§ **WHAT NEEDS TO BE DONE**
Extract the lines that carry the string "Record" from the listing.

§ **MATERIALS PROVIDED**
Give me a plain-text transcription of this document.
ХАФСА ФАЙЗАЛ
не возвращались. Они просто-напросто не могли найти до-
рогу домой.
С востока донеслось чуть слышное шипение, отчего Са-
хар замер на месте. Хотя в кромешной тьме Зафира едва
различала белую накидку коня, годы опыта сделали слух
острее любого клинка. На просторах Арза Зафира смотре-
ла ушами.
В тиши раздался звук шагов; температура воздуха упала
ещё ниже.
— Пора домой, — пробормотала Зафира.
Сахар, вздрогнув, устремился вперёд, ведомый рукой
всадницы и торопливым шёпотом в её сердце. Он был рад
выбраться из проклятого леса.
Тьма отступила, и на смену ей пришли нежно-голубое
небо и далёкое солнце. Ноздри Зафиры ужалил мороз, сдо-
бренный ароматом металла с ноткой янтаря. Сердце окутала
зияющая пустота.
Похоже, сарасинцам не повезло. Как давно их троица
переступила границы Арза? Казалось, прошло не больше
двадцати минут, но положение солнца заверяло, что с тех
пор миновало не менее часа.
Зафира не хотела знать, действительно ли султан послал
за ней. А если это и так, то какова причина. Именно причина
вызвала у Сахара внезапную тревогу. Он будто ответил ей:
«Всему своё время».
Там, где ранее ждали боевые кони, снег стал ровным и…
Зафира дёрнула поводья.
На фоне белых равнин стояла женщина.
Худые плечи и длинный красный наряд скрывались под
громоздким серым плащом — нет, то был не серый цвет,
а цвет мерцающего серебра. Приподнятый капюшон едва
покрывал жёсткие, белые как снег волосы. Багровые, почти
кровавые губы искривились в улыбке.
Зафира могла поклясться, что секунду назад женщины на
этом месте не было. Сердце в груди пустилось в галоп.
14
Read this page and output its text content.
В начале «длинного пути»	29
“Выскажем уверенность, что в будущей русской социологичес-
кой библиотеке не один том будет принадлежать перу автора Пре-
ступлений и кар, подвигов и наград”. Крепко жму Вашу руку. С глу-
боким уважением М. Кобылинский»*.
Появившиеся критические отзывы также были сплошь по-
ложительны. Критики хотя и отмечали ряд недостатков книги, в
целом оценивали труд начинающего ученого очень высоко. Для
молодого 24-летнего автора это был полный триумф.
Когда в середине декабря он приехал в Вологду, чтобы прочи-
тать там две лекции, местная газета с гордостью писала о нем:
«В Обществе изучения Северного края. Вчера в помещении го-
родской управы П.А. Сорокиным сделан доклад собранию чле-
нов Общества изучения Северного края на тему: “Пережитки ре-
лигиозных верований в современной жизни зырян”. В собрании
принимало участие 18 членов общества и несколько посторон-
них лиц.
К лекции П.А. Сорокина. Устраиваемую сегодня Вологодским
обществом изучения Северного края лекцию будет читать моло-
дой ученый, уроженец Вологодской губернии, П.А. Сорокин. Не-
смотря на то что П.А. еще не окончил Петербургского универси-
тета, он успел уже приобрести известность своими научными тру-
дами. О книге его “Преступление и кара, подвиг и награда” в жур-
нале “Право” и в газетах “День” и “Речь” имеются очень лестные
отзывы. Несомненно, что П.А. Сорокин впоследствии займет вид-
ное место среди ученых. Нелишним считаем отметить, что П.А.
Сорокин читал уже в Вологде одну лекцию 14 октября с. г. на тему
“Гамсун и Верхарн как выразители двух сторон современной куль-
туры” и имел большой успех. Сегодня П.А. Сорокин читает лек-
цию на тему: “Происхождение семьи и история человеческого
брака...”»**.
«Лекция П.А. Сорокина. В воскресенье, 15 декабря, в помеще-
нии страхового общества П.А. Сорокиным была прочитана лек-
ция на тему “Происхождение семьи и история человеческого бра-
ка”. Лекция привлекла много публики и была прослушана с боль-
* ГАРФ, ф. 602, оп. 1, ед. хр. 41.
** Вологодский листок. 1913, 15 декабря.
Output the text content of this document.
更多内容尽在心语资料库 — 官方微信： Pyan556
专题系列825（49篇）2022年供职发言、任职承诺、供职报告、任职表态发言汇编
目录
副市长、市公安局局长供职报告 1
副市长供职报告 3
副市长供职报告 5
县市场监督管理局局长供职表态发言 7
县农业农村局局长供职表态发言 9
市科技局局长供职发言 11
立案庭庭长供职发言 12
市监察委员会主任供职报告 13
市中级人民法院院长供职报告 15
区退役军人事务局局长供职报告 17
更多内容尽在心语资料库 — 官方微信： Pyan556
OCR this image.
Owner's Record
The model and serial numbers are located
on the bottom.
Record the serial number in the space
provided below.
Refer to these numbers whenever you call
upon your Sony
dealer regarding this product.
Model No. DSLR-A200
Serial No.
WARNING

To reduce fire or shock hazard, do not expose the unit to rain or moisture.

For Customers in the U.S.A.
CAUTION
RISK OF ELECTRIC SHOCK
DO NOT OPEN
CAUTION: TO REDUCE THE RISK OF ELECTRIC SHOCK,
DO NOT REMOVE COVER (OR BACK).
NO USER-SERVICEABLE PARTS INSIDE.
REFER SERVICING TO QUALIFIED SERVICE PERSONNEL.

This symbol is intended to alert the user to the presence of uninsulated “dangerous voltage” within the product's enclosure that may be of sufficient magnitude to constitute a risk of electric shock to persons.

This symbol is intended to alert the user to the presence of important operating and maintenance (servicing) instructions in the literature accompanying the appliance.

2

§ **TASK OUTPUT**
Owner's Record
Record the serial number in the space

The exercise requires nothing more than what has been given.